Entries taken from a collection:
**********

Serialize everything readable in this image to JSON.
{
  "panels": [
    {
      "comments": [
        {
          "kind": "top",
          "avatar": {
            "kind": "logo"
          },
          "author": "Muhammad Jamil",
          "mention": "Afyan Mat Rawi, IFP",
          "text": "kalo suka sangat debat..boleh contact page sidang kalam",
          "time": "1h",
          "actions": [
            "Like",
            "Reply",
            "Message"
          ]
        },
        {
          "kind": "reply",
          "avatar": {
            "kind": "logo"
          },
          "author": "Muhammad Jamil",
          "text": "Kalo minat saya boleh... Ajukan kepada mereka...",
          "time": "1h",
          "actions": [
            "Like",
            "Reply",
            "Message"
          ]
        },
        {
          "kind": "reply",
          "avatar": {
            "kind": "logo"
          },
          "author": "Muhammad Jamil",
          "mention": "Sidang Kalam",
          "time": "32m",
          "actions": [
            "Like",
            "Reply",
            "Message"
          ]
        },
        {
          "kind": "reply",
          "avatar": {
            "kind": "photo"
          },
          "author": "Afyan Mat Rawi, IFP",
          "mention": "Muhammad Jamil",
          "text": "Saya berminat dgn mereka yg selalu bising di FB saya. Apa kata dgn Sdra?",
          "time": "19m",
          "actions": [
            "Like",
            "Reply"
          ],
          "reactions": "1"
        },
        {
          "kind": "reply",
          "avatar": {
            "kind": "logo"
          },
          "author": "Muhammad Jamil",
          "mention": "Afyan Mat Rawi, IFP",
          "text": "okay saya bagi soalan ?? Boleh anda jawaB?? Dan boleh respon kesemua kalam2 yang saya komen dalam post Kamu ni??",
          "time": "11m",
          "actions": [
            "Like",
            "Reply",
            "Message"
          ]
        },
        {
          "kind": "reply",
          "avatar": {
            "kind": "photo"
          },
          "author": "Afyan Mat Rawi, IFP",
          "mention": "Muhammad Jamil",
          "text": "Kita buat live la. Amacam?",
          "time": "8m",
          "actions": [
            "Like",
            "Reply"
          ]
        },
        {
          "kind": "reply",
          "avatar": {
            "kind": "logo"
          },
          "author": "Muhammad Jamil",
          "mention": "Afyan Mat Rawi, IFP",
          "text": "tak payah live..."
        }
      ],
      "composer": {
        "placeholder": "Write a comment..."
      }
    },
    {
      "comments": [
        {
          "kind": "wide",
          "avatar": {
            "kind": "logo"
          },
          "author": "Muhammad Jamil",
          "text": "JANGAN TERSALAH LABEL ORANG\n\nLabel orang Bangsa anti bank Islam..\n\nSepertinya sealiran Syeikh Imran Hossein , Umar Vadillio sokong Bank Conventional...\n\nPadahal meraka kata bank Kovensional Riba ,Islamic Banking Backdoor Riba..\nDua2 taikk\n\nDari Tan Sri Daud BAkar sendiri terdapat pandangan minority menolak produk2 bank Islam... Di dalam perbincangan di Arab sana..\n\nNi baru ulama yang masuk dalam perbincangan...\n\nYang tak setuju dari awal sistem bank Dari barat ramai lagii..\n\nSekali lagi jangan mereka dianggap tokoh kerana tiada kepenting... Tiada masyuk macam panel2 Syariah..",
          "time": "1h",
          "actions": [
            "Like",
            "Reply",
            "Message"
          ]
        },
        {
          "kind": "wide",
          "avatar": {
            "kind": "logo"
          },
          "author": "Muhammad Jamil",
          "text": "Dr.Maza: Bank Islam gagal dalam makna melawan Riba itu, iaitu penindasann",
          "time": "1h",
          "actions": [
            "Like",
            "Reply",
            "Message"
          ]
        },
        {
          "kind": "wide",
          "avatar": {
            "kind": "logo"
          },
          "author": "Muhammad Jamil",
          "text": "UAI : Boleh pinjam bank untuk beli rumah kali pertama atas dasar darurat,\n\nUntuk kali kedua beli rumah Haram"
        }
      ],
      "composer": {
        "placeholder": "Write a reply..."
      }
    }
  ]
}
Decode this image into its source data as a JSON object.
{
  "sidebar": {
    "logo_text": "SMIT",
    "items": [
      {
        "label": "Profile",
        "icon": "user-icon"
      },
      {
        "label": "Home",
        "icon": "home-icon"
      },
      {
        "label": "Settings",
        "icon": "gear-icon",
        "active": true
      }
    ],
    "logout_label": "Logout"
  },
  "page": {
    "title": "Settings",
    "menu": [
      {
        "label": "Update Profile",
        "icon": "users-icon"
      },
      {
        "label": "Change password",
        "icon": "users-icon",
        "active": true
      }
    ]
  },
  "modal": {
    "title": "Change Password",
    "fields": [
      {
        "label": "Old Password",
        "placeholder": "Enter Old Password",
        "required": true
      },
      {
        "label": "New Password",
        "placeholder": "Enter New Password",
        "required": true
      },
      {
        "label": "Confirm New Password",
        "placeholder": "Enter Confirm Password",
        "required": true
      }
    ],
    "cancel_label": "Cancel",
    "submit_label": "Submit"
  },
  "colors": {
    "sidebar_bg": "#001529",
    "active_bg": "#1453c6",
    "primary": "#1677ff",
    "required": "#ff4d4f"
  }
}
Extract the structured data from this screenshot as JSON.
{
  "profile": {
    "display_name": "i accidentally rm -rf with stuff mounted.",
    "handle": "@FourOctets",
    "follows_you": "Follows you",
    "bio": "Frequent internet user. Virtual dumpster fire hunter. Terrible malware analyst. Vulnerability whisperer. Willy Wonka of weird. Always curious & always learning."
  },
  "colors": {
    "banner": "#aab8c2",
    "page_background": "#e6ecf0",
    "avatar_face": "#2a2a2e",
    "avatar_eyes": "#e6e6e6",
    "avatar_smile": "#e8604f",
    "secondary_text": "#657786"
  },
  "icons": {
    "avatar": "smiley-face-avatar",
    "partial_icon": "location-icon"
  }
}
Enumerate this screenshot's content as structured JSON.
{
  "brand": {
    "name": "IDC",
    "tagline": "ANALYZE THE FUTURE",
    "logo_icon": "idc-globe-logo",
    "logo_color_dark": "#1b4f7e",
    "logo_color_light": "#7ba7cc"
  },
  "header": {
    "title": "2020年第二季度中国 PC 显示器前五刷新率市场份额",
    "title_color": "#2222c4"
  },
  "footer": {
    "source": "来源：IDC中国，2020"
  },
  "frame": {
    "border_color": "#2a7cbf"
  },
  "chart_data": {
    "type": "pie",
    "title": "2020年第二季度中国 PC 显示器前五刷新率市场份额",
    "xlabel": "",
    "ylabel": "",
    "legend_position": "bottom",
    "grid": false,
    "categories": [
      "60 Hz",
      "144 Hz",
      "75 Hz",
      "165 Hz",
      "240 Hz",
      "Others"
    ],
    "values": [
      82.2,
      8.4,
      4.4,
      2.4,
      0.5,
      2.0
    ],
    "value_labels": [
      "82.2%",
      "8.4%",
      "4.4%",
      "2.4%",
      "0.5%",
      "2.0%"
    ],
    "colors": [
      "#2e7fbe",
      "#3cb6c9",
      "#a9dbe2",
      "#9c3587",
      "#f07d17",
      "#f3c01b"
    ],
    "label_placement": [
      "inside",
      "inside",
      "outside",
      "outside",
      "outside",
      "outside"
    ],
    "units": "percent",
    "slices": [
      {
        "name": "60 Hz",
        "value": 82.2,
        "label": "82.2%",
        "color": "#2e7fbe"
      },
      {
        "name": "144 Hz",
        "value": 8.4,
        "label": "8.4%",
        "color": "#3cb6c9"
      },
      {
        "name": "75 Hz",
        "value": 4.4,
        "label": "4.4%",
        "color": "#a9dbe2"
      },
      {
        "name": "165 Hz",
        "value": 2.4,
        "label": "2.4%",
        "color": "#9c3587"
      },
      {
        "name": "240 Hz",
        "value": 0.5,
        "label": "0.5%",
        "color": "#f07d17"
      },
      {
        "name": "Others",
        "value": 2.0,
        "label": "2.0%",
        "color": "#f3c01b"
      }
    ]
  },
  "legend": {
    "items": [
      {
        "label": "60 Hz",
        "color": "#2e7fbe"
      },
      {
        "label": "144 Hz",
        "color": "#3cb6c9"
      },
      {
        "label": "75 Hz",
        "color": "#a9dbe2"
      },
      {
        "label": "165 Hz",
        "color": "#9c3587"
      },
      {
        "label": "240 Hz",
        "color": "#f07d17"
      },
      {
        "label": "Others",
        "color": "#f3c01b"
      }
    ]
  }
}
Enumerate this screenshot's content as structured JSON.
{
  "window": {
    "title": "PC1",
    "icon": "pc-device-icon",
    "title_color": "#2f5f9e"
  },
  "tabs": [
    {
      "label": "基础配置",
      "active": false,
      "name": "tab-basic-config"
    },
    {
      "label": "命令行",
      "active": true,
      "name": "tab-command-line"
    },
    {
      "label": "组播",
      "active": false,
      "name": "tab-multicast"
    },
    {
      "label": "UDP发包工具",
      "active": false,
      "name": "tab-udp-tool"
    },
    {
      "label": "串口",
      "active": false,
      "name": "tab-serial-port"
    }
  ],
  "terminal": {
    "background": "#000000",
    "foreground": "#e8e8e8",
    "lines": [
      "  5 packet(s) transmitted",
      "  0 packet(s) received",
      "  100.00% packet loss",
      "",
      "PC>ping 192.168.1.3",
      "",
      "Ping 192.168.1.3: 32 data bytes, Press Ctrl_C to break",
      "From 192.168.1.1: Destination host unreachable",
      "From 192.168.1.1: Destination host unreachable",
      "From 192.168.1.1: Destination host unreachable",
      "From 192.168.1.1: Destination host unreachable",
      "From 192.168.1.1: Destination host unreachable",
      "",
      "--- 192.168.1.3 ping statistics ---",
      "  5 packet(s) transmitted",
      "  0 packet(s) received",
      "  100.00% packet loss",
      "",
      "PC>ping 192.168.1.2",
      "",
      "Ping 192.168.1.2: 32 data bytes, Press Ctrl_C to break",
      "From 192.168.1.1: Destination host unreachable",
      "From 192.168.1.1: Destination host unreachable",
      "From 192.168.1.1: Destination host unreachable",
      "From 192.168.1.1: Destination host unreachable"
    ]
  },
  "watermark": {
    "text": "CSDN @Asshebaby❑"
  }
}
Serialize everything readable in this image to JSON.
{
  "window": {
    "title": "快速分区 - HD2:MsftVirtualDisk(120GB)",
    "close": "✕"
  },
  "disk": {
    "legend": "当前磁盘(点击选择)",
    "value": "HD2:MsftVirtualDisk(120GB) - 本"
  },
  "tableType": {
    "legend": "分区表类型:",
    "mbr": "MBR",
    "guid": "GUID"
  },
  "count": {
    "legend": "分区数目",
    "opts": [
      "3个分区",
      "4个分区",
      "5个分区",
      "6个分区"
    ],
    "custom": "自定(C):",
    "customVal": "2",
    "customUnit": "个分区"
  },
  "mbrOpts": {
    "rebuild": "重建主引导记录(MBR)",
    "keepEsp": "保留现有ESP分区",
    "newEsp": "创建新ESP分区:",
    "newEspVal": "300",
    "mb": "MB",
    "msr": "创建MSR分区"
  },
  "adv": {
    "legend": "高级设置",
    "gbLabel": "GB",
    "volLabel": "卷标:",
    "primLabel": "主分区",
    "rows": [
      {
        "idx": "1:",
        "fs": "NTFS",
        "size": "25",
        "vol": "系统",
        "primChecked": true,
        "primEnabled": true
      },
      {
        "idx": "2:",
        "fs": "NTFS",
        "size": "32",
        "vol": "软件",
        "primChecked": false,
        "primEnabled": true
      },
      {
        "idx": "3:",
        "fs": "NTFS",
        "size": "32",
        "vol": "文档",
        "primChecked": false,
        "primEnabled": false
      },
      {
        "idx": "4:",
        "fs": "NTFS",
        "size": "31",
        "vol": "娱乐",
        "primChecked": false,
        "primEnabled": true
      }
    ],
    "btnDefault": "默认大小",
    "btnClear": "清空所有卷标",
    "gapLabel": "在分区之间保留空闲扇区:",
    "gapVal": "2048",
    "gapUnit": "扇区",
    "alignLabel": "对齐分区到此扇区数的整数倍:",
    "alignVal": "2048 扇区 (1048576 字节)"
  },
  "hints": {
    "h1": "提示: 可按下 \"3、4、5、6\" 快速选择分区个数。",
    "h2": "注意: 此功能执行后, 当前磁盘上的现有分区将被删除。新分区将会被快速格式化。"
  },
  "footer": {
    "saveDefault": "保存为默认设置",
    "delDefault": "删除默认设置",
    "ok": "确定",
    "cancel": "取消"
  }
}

**********

Your goal: Locate the word "source" in the data above. Copy every line carrying it.

Response to this exercise:
Decode this image into its source data as a JSON object.
    "source": "来源：IDC中国，2020"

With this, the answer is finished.